**PROVIDED DATA:**
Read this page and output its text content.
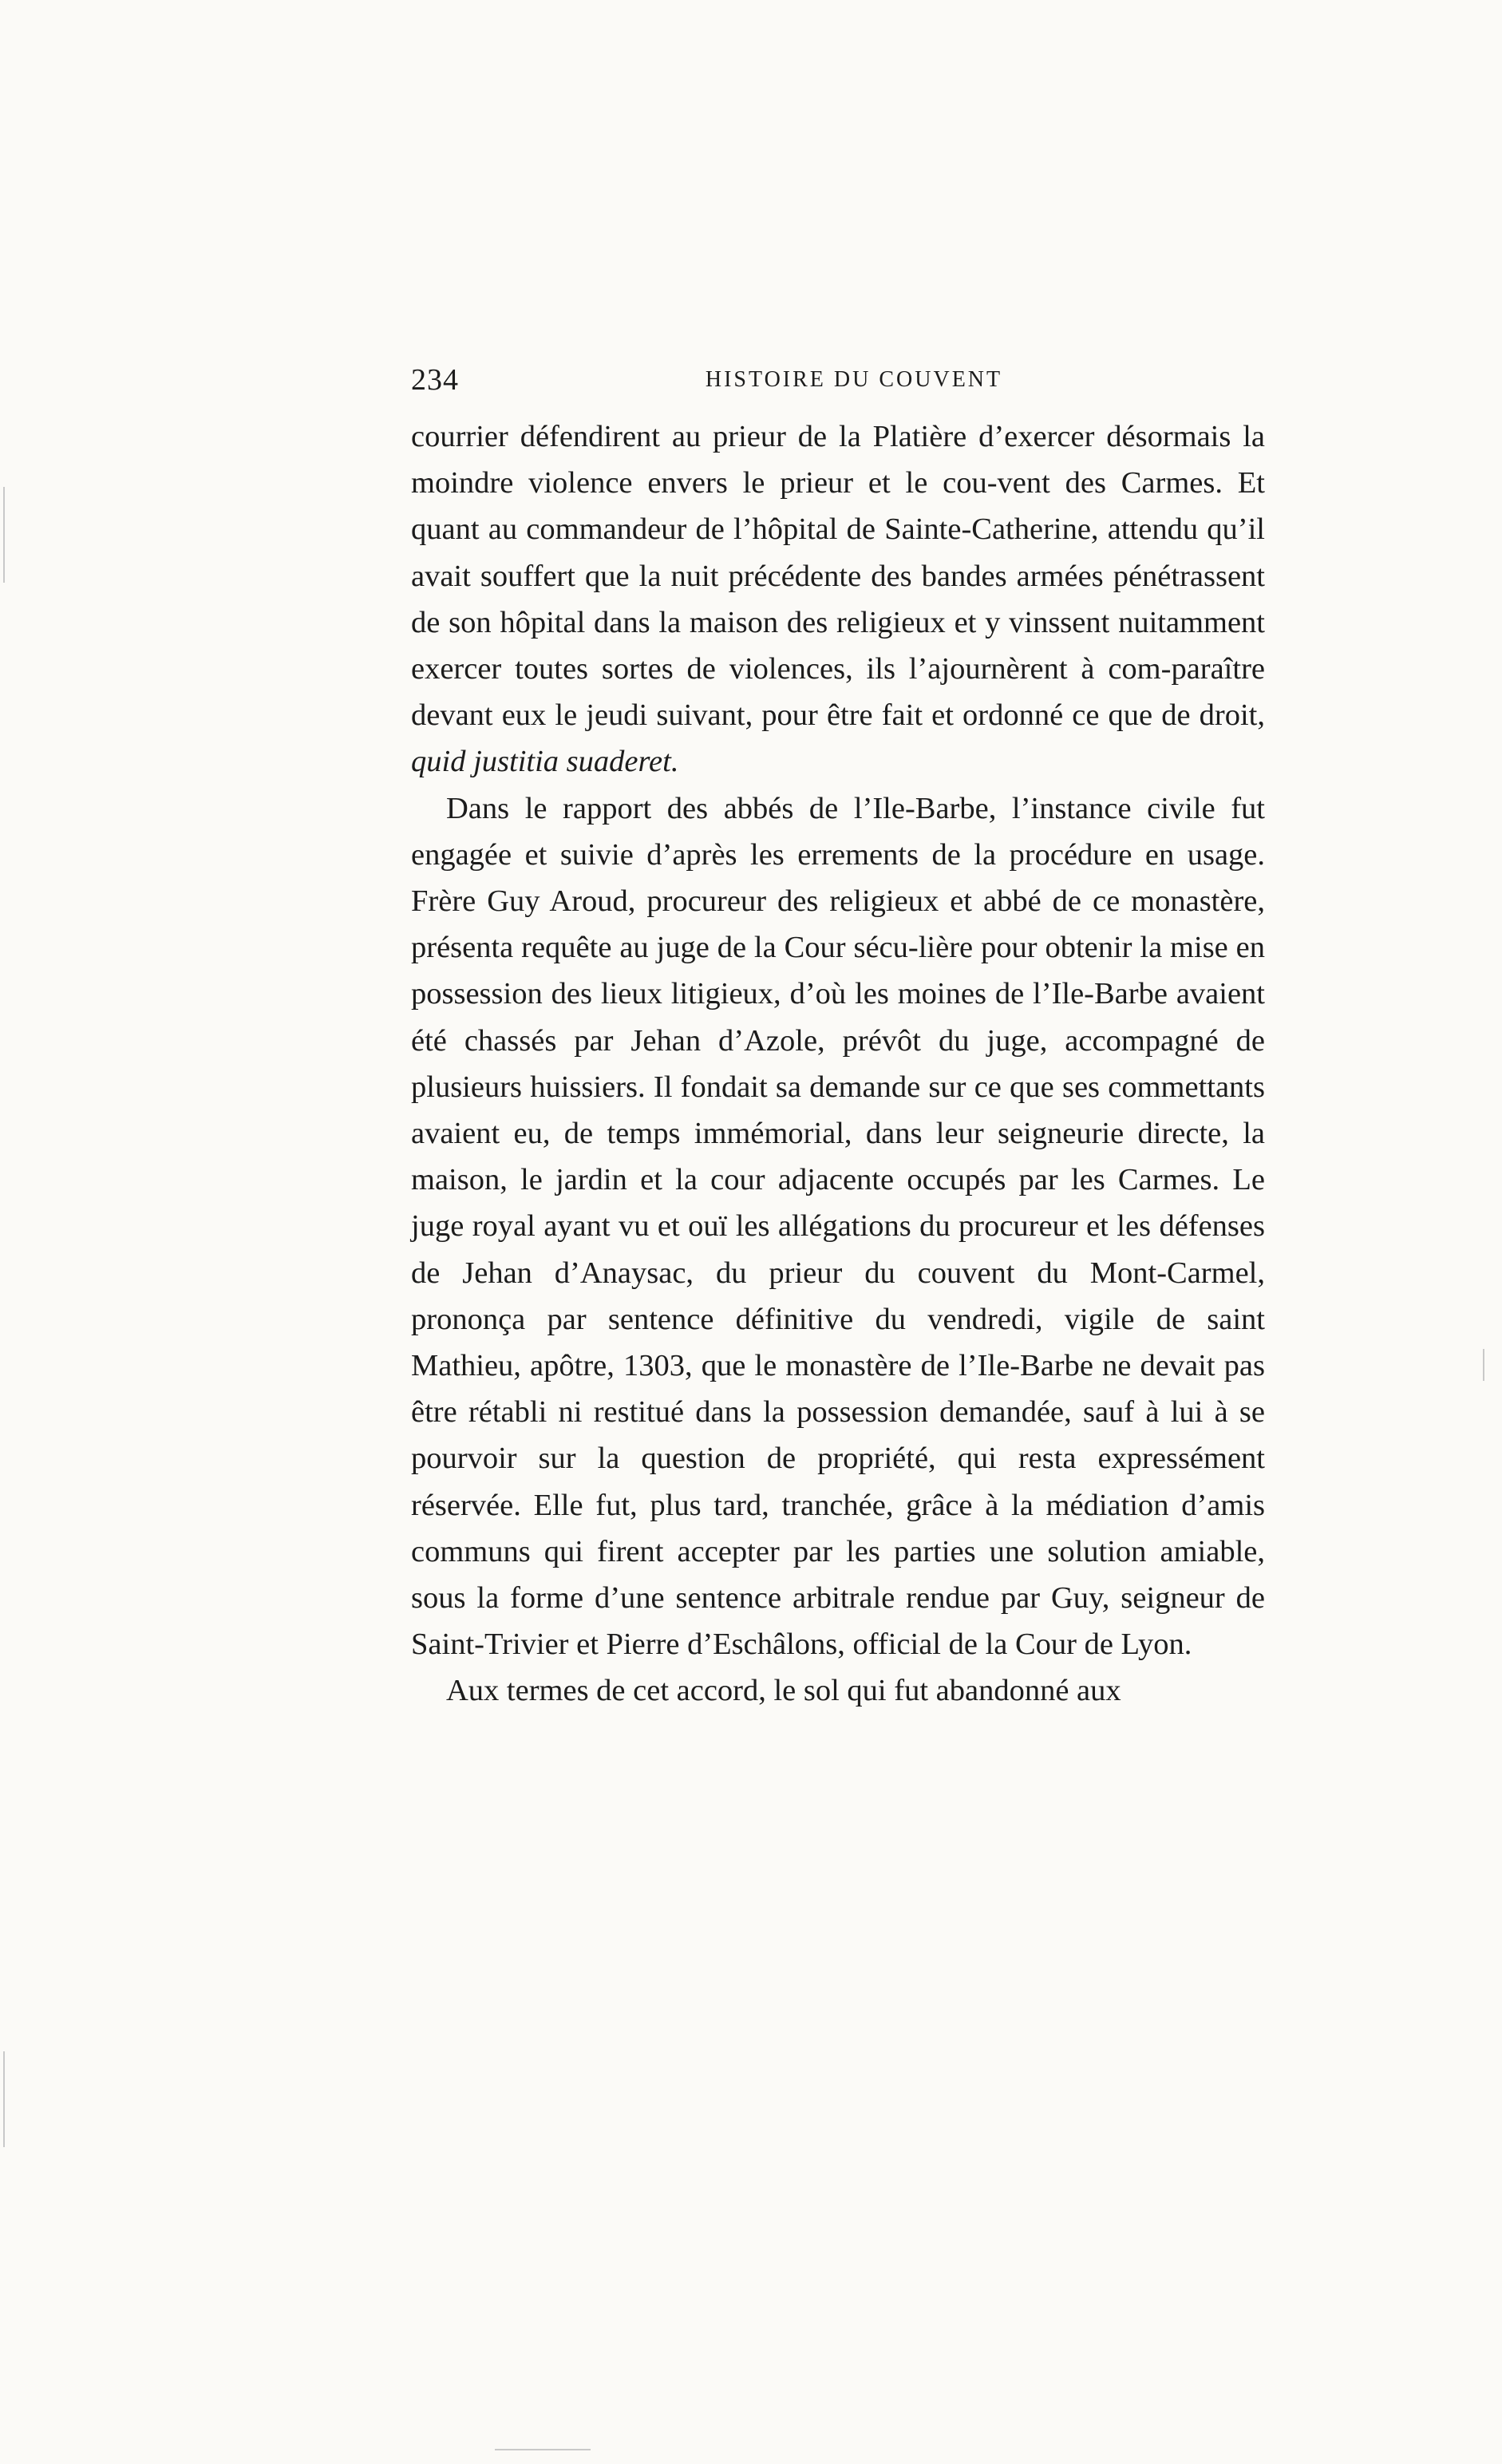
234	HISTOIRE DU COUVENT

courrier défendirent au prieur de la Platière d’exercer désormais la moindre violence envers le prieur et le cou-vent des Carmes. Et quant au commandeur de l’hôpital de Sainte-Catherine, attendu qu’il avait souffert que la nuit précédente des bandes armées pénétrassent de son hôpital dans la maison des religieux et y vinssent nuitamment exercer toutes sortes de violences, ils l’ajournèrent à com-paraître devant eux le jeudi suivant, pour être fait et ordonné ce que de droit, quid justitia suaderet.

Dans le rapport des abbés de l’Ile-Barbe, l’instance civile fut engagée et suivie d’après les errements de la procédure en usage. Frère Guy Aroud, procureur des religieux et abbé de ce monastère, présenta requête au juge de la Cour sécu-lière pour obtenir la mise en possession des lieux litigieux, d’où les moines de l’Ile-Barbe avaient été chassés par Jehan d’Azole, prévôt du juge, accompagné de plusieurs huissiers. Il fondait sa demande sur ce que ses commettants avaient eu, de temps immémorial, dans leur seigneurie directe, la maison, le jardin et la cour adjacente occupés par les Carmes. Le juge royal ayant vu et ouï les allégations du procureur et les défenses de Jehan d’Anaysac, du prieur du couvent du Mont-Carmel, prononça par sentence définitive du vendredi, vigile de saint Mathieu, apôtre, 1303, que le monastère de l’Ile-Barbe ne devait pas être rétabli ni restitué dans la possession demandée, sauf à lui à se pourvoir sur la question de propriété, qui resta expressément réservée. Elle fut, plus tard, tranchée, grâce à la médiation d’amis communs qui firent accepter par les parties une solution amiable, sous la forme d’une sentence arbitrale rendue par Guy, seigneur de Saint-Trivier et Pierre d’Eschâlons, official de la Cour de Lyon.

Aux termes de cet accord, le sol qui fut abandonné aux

**WRITTEN EXERCISE:** The records above need to be restated word for word, with the pictures left out.

**ANSWER TO THE TASK:**
Read this page and output its text content.
234	HISTOIRE DU COUVENT

courrier défendirent au prieur de la Platière d’exercer désormais la moindre violence envers le prieur et le cou-vent des Carmes. Et quant au commandeur de l’hôpital de Sainte-Catherine, attendu qu’il avait souffert que la nuit précédente des bandes armées pénétrassent de son hôpital dans la maison des religieux et y vinssent nuitamment exercer toutes sortes de violences, ils l’ajournèrent à com-paraître devant eux le jeudi suivant, pour être fait et ordonné ce que de droit, quid justitia suaderet.

Dans le rapport des abbés de l’Ile-Barbe, l’instance civile fut engagée et suivie d’après les errements de la procédure en usage. Frère Guy Aroud, procureur des religieux et abbé de ce monastère, présenta requête au juge de la Cour sécu-lière pour obtenir la mise en possession des lieux litigieux, d’où les moines de l’Ile-Barbe avaient été chassés par Jehan d’Azole, prévôt du juge, accompagné de plusieurs huissiers. Il fondait sa demande sur ce que ses commettants avaient eu, de temps immémorial, dans leur seigneurie directe, la maison, le jardin et la cour adjacente occupés par les Carmes. Le juge royal ayant vu et ouï les allégations du procureur et les défenses de Jehan d’Anaysac, du prieur du couvent du Mont-Carmel, prononça par sentence définitive du vendredi, vigile de saint Mathieu, apôtre, 1303, que le monastère de l’Ile-Barbe ne devait pas être rétabli ni restitué dans la possession demandée, sauf à lui à se pourvoir sur la question de propriété, qui resta expressément réservée. Elle fut, plus tard, tranchée, grâce à la médiation d’amis communs qui firent accepter par les parties une solution amiable, sous la forme d’une sentence arbitrale rendue par Guy, seigneur de Saint-Trivier et Pierre d’Eschâlons, official de la Cour de Lyon.

Aux termes de cet accord, le sol qui fut abandonné aux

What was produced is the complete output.